====== Information supplied ======

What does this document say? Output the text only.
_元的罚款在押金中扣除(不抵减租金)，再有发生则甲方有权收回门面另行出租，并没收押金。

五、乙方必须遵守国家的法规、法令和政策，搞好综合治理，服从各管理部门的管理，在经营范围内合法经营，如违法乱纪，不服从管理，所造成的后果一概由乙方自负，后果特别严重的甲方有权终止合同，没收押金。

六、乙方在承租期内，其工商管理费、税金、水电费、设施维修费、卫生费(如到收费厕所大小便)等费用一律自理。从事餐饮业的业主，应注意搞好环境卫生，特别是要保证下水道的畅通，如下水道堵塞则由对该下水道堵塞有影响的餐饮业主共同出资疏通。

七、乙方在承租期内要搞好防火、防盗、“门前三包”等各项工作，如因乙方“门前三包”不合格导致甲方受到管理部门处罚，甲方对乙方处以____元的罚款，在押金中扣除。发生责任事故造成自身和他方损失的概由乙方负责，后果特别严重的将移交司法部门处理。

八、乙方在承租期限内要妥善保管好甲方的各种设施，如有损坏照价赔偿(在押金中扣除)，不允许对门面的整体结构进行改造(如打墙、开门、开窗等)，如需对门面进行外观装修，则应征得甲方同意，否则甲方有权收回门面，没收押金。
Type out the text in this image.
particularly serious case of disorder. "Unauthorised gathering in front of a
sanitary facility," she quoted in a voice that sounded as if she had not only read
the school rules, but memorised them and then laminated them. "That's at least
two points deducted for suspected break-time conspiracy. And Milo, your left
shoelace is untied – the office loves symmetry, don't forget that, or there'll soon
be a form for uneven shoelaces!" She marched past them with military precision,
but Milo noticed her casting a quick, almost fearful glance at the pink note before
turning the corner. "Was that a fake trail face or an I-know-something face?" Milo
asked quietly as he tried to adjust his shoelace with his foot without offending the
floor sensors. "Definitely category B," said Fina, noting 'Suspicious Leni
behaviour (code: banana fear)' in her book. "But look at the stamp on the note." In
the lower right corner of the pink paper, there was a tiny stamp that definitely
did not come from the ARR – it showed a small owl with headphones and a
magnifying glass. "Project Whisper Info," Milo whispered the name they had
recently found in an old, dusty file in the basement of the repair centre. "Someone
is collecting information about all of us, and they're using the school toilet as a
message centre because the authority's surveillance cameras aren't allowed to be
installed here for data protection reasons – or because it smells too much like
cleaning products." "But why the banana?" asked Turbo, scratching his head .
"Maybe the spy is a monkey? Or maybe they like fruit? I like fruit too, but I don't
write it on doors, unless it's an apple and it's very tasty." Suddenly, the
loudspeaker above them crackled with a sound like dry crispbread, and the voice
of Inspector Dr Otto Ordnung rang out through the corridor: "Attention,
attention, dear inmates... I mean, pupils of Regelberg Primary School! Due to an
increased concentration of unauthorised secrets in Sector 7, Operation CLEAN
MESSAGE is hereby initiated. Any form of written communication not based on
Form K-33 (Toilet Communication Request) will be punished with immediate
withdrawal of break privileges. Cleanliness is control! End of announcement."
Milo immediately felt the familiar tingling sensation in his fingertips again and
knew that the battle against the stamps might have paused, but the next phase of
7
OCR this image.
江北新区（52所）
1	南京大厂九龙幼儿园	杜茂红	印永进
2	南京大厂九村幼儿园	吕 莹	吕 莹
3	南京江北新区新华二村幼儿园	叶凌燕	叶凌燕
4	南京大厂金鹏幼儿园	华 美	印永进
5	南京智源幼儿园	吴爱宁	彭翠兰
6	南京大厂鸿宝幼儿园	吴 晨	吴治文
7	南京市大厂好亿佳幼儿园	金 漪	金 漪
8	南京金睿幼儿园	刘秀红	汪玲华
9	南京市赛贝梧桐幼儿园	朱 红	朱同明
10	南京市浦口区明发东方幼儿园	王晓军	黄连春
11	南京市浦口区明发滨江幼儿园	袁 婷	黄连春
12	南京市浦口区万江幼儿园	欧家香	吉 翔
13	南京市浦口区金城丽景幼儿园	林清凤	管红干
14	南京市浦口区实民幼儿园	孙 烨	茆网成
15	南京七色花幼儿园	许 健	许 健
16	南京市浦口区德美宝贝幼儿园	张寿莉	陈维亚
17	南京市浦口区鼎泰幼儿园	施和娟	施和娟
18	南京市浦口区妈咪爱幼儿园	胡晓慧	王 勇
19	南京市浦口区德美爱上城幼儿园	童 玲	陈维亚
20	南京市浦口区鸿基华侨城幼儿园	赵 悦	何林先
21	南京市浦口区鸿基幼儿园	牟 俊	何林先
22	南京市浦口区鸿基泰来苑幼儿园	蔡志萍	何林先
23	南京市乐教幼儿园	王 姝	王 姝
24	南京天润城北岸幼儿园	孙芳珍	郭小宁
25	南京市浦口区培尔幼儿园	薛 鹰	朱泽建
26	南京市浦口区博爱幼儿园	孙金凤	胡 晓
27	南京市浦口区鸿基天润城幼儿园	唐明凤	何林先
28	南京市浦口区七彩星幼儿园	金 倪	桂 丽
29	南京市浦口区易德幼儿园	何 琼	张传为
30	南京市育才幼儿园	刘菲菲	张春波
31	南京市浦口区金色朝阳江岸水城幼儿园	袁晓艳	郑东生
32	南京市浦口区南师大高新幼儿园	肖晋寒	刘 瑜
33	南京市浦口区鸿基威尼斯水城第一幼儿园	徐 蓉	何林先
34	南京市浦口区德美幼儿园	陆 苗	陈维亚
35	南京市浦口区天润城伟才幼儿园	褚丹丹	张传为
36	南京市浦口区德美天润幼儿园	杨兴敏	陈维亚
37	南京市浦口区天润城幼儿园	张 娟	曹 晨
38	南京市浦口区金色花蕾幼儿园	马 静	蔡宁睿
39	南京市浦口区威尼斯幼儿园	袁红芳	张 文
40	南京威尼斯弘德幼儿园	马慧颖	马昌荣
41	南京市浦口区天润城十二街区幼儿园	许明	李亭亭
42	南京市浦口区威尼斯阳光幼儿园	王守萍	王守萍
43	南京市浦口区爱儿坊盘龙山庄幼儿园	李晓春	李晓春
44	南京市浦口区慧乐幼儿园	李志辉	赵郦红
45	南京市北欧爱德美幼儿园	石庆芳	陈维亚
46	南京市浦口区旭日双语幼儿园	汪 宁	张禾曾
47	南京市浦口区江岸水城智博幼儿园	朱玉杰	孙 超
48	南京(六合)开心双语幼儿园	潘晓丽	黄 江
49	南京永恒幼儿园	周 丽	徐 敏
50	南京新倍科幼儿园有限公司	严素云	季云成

======

◆ Exercise goal ◆
Repeat the data precisely, reproducing every entry.

◆ Written response ◆
What does this document say? Output the text only.
_元的罚款在押金中扣除(不抵减租金)，再有发生则甲方有权收回门面另行出租，并没收押金。

五、乙方必须遵守国家的法规、法令和政策，搞好综合治理，服从各管理部门的管理，在经营范围内合法经营，如违法乱纪，不服从管理，所造成的后果一概由乙方自负，后果特别严重的甲方有权终止合同，没收押金。

六、乙方在承租期内，其工商管理费、税金、水电费、设施维修费、卫生费(如到收费厕所大小便)等费用一律自理。从事餐饮业的业主，应注意搞好环境卫生，特别是要保证下水道的畅通，如下水道堵塞则由对该下水道堵塞有影响的餐饮业主共同出资疏通。

七、乙方在承租期内要搞好防火、防盗、“门前三包”等各项工作，如因乙方“门前三包”不合格导致甲方受到管理部门处罚，甲方对乙方处以____元的罚款，在押金中扣除。发生责任事故造成自身和他方损失的概由乙方负责，后果特别严重的将移交司法部门处理。

八、乙方在承租期限内要妥善保管好甲方的各种设施，如有损坏照价赔偿(在押金中扣除)，不允许对门面的整体结构进行改造(如打墙、开门、开窗等)，如需对门面进行外观装修，则应征得甲方同意，否则甲方有权收回门面，没收押金。
Type out the text in this image.
particularly serious case of disorder. "Unauthorised gathering in front of a
sanitary facility," she quoted in a voice that sounded as if she had not only read
the school rules, but memorised them and then laminated them. "That's at least
two points deducted for suspected break-time conspiracy. And Milo, your left
shoelace is untied – the office loves symmetry, don't forget that, or there'll soon
be a form for uneven shoelaces!" She marched past them with military precision,
but Milo noticed her casting a quick, almost fearful glance at the pink note before
turning the corner. "Was that a fake trail face or an I-know-something face?" Milo
asked quietly as he tried to adjust his shoelace with his foot without offending the
floor sensors. "Definitely category B," said Fina, noting 'Suspicious Leni
behaviour (code: banana fear)' in her book. "But look at the stamp on the note." In
the lower right corner of the pink paper, there was a tiny stamp that definitely
did not come from the ARR – it showed a small owl with headphones and a
magnifying glass. "Project Whisper Info," Milo whispered the name they had
recently found in an old, dusty file in the basement of the repair centre. "Someone
is collecting information about all of us, and they're using the school toilet as a
message centre because the authority's surveillance cameras aren't allowed to be
installed here for data protection reasons – or because it smells too much like
cleaning products." "But why the banana?" asked Turbo, scratching his head .
"Maybe the spy is a monkey? Or maybe they like fruit? I like fruit too, but I don't
write it on doors, unless it's an apple and it's very tasty." Suddenly, the
loudspeaker above them crackled with a sound like dry crispbread, and the voice
of Inspector Dr Otto Ordnung rang out through the corridor: "Attention,
attention, dear inmates... I mean, pupils of Regelberg Primary School! Due to an
increased concentration of unauthorised secrets in Sector 7, Operation CLEAN
MESSAGE is hereby initiated. Any form of written communication not based on
Form K-33 (Toilet Communication Request) will be punished with immediate
withdrawal of break privileges. Cleanliness is control! End of announcement."
Milo immediately felt the familiar tingling sensation in his fingertips again and
knew that the battle against the stamps might have paused, but the next phase of
7
OCR this image.
江北新区（52所）
1	南京大厂九龙幼儿园	杜茂红	印永进
2	南京大厂九村幼儿园	吕 莹	吕 莹
3	南京江北新区新华二村幼儿园	叶凌燕	叶凌燕
4	南京大厂金鹏幼儿园	华 美	印永进
5	南京智源幼儿园	吴爱宁	彭翠兰
6	南京大厂鸿宝幼儿园	吴 晨	吴治文
7	南京市大厂好亿佳幼儿园	金 漪	金 漪
8	南京金睿幼儿园	刘秀红	汪玲华
9	南京市赛贝梧桐幼儿园	朱 红	朱同明
10	南京市浦口区明发东方幼儿园	王晓军	黄连春
11	南京市浦口区明发滨江幼儿园	袁 婷	黄连春
12	南京市浦口区万江幼儿园	欧家香	吉 翔
13	南京市浦口区金城丽景幼儿园	林清凤	管红干
14	南京市浦口区实民幼儿园	孙 烨	茆网成
15	南京七色花幼儿园	许 健	许 健
16	南京市浦口区德美宝贝幼儿园	张寿莉	陈维亚
17	南京市浦口区鼎泰幼儿园	施和娟	施和娟
18	南京市浦口区妈咪爱幼儿园	胡晓慧	王 勇
19	南京市浦口区德美爱上城幼儿园	童 玲	陈维亚
20	南京市浦口区鸿基华侨城幼儿园	赵 悦	何林先
21	南京市浦口区鸿基幼儿园	牟 俊	何林先
22	南京市浦口区鸿基泰来苑幼儿园	蔡志萍	何林先
23	南京市乐教幼儿园	王 姝	王 姝
24	南京天润城北岸幼儿园	孙芳珍	郭小宁
25	南京市浦口区培尔幼儿园	薛 鹰	朱泽建
26	南京市浦口区博爱幼儿园	孙金凤	胡 晓
27	南京市浦口区鸿基天润城幼儿园	唐明凤	何林先
28	南京市浦口区七彩星幼儿园	金 倪	桂 丽
29	南京市浦口区易德幼儿园	何 琼	张传为
30	南京市育才幼儿园	刘菲菲	张春波
31	南京市浦口区金色朝阳江岸水城幼儿园	袁晓艳	郑东生
32	南京市浦口区南师大高新幼儿园	肖晋寒	刘 瑜
33	南京市浦口区鸿基威尼斯水城第一幼儿园	徐 蓉	何林先
34	南京市浦口区德美幼儿园	陆 苗	陈维亚
35	南京市浦口区天润城伟才幼儿园	褚丹丹	张传为
36	南京市浦口区德美天润幼儿园	杨兴敏	陈维亚
37	南京市浦口区天润城幼儿园	张 娟	曹 晨
38	南京市浦口区金色花蕾幼儿园	马 静	蔡宁睿
39	南京市浦口区威尼斯幼儿园	袁红芳	张 文
40	南京威尼斯弘德幼儿园	马慧颖	马昌荣
41	南京市浦口区天润城十二街区幼儿园	许明	李亭亭
42	南京市浦口区威尼斯阳光幼儿园	王守萍	王守萍
43	南京市浦口区爱儿坊盘龙山庄幼儿园	李晓春	李晓春
44	南京市浦口区慧乐幼儿园	李志辉	赵郦红
45	南京市北欧爱德美幼儿园	石庆芳	陈维亚
46	南京市浦口区旭日双语幼儿园	汪 宁	张禾曾
47	南京市浦口区江岸水城智博幼儿园	朱玉杰	孙 超
48	南京(六合)开心双语幼儿园	潘晓丽	黄 江
49	南京永恒幼儿园	周 丽	徐 敏
50	南京新倍科幼儿园有限公司	严素云	季云成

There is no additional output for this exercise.